- TASK OBJECTIVE:
Determine how many lines include the string "Mazowsza". Output that number only.

- INFORMATION GIVEN:

_____

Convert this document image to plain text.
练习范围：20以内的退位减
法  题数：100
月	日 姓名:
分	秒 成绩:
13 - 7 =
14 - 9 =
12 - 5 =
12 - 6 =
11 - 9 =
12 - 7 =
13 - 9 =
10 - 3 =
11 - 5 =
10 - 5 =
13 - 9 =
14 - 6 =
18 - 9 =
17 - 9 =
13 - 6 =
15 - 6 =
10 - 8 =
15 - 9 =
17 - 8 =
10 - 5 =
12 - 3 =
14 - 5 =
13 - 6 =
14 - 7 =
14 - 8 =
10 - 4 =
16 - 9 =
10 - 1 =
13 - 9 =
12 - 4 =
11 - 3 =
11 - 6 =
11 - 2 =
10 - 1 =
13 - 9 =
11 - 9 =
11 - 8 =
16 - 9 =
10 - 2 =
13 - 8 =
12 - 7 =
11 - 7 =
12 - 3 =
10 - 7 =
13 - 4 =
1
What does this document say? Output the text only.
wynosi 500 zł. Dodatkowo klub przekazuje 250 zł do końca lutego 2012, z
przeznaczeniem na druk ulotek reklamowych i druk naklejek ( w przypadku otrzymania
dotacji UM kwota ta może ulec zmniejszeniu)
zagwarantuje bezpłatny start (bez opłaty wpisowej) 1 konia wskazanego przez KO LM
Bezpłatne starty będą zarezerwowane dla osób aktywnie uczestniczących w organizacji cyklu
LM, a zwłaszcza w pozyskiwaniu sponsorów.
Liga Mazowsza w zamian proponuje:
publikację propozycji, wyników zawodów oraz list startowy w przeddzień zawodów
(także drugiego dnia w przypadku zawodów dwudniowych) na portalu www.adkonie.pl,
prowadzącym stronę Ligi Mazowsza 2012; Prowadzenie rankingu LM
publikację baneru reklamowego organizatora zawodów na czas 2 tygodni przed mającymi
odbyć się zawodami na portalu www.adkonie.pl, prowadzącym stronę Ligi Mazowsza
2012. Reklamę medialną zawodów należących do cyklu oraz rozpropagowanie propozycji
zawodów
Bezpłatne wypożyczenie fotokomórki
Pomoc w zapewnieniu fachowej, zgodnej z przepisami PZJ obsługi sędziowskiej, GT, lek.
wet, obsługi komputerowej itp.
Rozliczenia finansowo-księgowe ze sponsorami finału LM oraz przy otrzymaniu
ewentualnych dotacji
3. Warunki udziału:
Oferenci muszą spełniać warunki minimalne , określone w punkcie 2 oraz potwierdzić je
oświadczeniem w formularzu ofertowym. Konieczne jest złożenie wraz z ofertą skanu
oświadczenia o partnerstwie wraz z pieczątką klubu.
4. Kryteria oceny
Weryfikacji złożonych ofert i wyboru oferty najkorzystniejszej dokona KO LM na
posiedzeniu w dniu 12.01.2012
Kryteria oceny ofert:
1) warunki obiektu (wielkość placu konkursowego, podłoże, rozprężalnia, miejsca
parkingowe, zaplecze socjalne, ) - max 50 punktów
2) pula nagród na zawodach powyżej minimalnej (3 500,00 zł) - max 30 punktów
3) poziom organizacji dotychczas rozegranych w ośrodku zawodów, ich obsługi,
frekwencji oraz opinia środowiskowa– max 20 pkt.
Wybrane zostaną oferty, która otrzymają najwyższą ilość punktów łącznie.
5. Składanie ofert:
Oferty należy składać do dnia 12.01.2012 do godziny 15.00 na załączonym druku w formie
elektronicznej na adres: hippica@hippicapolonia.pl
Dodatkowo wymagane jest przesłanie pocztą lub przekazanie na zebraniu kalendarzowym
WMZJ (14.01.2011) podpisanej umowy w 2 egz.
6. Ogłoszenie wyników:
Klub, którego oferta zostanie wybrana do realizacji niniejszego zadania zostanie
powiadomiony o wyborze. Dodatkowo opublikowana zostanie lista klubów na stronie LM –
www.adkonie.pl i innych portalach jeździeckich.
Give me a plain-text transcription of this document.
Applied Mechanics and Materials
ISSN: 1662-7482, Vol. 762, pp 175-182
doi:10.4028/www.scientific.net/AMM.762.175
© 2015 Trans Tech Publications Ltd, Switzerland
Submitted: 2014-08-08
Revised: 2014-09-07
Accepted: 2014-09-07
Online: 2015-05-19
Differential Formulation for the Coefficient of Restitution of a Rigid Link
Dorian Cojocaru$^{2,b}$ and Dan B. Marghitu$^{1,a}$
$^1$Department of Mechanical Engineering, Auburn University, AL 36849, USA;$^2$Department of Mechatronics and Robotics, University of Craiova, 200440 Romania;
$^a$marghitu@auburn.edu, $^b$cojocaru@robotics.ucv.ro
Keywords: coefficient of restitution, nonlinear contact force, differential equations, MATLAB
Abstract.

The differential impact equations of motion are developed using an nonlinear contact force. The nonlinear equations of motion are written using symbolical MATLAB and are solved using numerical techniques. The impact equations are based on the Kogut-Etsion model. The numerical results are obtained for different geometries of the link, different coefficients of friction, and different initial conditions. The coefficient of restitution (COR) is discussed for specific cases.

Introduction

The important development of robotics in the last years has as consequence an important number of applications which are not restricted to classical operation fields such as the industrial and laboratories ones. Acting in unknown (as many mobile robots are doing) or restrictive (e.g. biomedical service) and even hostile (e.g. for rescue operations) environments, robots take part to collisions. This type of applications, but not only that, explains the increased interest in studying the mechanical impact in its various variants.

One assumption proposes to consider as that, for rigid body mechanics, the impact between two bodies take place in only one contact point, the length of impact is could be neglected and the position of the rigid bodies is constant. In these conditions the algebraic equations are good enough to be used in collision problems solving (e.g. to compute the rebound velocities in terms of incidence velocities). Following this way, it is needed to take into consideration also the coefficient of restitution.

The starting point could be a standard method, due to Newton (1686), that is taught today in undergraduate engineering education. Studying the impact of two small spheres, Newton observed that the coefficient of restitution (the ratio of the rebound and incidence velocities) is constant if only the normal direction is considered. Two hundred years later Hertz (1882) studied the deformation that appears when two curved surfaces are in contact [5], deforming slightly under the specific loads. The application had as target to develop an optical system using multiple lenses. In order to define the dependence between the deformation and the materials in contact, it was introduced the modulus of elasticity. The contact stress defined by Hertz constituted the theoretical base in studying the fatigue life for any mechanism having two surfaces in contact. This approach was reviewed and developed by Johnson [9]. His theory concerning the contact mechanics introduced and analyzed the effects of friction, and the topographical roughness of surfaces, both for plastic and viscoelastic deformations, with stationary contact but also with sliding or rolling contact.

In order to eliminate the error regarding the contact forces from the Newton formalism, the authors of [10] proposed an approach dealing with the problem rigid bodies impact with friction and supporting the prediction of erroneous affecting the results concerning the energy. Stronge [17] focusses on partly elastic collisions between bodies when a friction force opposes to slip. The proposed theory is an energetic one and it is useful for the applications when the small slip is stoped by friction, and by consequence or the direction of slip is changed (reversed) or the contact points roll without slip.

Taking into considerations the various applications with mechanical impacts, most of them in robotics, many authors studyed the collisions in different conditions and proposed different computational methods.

_____

- RIGHT ANSWER:
3